YOUR INSTRUCTIONS:
Gather from the listing below each line that includes the word "Trajectory", and copy it.

SUPPLIED ENTRIES:
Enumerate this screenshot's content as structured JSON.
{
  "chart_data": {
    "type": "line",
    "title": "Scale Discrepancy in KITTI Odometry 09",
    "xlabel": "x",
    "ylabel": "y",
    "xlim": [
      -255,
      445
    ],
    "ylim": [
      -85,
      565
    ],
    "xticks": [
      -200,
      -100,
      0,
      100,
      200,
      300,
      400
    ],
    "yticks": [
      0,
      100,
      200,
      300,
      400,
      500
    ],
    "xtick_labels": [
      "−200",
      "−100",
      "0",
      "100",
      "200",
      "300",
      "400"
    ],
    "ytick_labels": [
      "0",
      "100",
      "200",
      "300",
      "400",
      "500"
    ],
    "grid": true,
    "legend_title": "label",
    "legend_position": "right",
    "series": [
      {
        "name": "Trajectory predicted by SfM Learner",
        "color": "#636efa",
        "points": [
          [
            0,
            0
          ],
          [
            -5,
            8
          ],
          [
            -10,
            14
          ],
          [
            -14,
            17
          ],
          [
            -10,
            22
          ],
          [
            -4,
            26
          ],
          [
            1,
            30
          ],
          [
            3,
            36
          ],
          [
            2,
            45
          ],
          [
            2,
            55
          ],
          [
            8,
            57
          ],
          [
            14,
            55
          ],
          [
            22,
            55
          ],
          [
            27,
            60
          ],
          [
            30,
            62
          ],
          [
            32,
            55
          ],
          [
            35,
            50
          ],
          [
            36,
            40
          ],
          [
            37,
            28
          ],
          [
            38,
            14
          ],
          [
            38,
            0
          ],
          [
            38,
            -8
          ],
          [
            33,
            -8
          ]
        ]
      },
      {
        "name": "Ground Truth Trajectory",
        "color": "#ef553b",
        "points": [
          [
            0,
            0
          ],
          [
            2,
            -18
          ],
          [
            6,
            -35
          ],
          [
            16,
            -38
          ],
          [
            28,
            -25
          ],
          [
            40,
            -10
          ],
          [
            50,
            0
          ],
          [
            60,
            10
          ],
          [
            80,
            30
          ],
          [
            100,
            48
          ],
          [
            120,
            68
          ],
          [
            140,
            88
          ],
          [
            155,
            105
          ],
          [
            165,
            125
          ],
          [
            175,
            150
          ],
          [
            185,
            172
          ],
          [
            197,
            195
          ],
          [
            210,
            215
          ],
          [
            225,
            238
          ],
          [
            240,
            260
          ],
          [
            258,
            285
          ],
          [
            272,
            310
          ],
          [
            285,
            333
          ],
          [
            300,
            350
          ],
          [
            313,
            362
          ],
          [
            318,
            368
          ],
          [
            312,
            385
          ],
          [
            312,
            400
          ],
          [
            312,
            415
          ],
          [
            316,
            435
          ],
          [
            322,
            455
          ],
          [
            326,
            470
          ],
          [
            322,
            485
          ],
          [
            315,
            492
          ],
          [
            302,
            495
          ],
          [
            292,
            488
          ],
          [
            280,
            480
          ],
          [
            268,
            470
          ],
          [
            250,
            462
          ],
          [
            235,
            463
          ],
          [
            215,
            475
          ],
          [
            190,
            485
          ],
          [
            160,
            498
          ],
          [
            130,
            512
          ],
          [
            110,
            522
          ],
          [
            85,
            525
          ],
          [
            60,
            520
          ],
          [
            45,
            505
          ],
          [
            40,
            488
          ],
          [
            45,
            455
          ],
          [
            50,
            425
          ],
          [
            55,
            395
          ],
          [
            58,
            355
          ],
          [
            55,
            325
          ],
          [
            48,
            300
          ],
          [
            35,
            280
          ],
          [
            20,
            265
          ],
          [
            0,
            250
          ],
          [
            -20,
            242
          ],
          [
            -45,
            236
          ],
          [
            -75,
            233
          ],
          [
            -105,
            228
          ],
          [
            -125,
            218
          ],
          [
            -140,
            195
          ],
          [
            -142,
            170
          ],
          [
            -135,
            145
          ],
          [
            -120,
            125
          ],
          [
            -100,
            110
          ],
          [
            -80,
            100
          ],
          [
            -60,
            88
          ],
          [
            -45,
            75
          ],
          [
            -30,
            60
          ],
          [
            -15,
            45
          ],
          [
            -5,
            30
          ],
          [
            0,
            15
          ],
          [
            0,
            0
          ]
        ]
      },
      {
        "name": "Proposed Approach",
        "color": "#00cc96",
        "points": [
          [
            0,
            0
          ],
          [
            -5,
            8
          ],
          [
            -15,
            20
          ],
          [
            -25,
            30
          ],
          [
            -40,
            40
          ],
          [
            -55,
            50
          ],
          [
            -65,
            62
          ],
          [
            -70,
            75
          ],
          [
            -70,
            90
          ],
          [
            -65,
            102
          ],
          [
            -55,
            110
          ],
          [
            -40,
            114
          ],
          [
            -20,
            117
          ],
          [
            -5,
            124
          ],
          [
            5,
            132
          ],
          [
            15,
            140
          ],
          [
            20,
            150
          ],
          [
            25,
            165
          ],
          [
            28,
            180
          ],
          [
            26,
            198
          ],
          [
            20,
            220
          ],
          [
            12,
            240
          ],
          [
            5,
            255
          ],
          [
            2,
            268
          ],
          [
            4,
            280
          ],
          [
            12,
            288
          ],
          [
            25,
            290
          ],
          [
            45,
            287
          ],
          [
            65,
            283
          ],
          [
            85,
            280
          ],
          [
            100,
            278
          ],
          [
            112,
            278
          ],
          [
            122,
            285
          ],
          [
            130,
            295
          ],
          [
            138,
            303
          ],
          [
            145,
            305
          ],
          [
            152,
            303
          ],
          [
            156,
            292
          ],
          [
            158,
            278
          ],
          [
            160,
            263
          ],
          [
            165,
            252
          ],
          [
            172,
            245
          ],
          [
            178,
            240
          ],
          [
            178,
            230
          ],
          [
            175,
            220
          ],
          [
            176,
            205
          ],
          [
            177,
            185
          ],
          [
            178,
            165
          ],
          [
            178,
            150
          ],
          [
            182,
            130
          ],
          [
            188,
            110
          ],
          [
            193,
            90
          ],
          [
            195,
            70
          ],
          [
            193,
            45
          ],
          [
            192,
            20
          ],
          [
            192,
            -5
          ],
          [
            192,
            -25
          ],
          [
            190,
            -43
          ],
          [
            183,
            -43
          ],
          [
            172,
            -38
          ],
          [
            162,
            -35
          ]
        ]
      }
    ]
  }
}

FINAL RESULT:
        "name": "Trajectory predicted by SfM Learner",
        "name": "Ground Truth Trajectory",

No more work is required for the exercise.